## What to do
Keep only those lines of the records that include the string "一线三排".

## Provided entries

=-=-=

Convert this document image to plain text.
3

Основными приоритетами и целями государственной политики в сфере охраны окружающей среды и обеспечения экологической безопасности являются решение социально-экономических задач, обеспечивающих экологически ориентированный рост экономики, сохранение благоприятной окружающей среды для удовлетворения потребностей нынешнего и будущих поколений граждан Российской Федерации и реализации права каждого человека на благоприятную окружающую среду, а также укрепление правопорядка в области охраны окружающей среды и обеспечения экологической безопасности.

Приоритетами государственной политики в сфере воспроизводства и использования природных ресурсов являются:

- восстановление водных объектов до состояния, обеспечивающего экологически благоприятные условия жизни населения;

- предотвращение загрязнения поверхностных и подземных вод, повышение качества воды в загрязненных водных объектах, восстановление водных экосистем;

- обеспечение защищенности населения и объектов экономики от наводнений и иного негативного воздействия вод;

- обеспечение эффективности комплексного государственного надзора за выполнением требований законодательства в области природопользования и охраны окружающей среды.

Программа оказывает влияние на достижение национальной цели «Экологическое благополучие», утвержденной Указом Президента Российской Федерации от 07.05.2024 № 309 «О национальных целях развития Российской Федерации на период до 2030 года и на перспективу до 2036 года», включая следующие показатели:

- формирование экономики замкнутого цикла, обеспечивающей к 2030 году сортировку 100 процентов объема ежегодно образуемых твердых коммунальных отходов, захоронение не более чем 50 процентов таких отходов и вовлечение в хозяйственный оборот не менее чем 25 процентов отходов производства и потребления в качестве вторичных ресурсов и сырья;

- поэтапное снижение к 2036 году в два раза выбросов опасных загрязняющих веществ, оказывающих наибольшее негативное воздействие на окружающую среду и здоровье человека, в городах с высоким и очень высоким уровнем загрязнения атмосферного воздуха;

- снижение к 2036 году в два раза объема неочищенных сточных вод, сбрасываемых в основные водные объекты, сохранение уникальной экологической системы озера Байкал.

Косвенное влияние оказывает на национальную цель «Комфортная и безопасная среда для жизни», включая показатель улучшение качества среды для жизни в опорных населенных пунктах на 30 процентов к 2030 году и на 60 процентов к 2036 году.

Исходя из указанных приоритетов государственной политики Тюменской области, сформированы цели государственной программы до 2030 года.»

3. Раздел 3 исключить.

=-=-=

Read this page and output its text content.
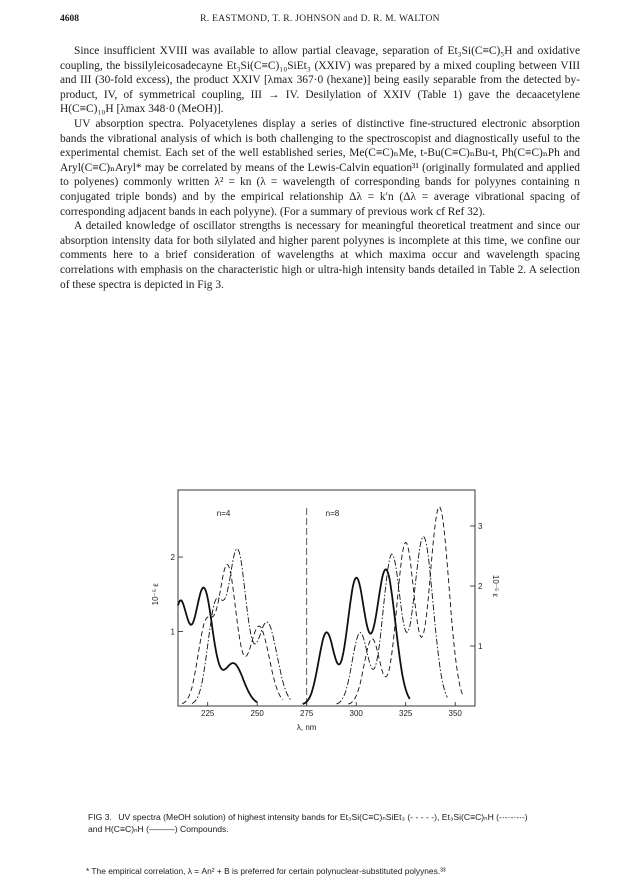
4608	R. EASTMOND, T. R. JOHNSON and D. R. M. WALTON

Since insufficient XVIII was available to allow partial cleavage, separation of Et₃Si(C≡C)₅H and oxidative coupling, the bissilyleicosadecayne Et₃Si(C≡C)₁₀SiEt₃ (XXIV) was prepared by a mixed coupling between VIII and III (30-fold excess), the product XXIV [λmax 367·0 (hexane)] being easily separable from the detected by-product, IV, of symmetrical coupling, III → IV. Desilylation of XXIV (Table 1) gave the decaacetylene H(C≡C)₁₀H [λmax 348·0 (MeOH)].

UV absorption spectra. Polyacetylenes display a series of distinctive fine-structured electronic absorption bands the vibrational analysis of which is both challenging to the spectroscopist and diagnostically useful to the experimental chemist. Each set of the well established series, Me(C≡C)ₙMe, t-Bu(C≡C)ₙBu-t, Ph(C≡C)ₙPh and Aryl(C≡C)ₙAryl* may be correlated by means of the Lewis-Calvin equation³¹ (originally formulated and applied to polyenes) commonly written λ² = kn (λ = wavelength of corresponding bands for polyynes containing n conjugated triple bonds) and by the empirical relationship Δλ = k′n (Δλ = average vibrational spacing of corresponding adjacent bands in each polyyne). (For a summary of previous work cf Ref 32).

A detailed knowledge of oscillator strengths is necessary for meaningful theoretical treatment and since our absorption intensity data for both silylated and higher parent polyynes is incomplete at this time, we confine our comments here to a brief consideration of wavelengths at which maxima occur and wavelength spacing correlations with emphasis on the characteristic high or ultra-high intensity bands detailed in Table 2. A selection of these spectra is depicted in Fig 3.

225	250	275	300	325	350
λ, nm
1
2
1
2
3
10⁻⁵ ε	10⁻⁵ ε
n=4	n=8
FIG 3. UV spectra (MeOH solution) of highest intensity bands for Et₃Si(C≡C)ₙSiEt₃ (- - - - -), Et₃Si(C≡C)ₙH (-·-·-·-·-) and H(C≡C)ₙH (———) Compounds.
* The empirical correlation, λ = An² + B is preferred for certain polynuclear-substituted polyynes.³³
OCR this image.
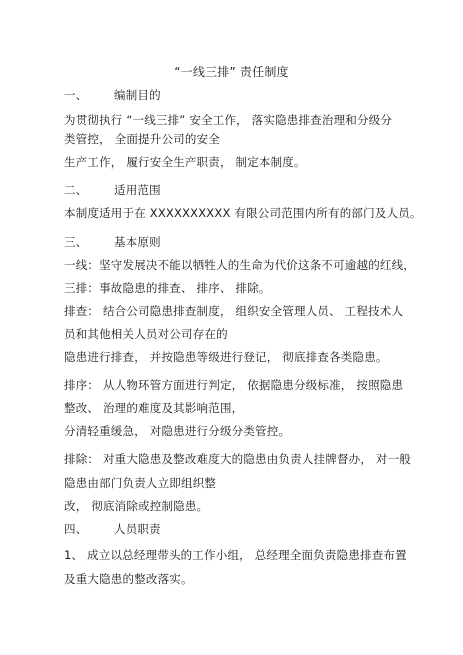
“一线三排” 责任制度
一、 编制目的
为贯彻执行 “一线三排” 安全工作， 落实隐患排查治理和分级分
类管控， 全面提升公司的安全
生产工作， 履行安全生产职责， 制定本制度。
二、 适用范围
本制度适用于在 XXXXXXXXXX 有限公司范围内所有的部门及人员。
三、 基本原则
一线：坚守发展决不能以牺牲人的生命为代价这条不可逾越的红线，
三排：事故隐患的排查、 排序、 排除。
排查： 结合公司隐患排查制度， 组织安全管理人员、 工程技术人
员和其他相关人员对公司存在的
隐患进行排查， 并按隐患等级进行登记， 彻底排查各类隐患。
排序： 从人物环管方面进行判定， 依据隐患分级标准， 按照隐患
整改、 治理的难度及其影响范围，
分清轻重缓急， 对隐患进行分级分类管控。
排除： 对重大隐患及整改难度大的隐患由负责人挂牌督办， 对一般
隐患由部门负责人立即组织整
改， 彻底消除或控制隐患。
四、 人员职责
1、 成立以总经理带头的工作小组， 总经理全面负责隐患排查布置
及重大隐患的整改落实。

=-=-=

## Result
“一线三排” 责任制度
为贯彻执行 “一线三排” 安全工作， 落实隐患排查治理和分级分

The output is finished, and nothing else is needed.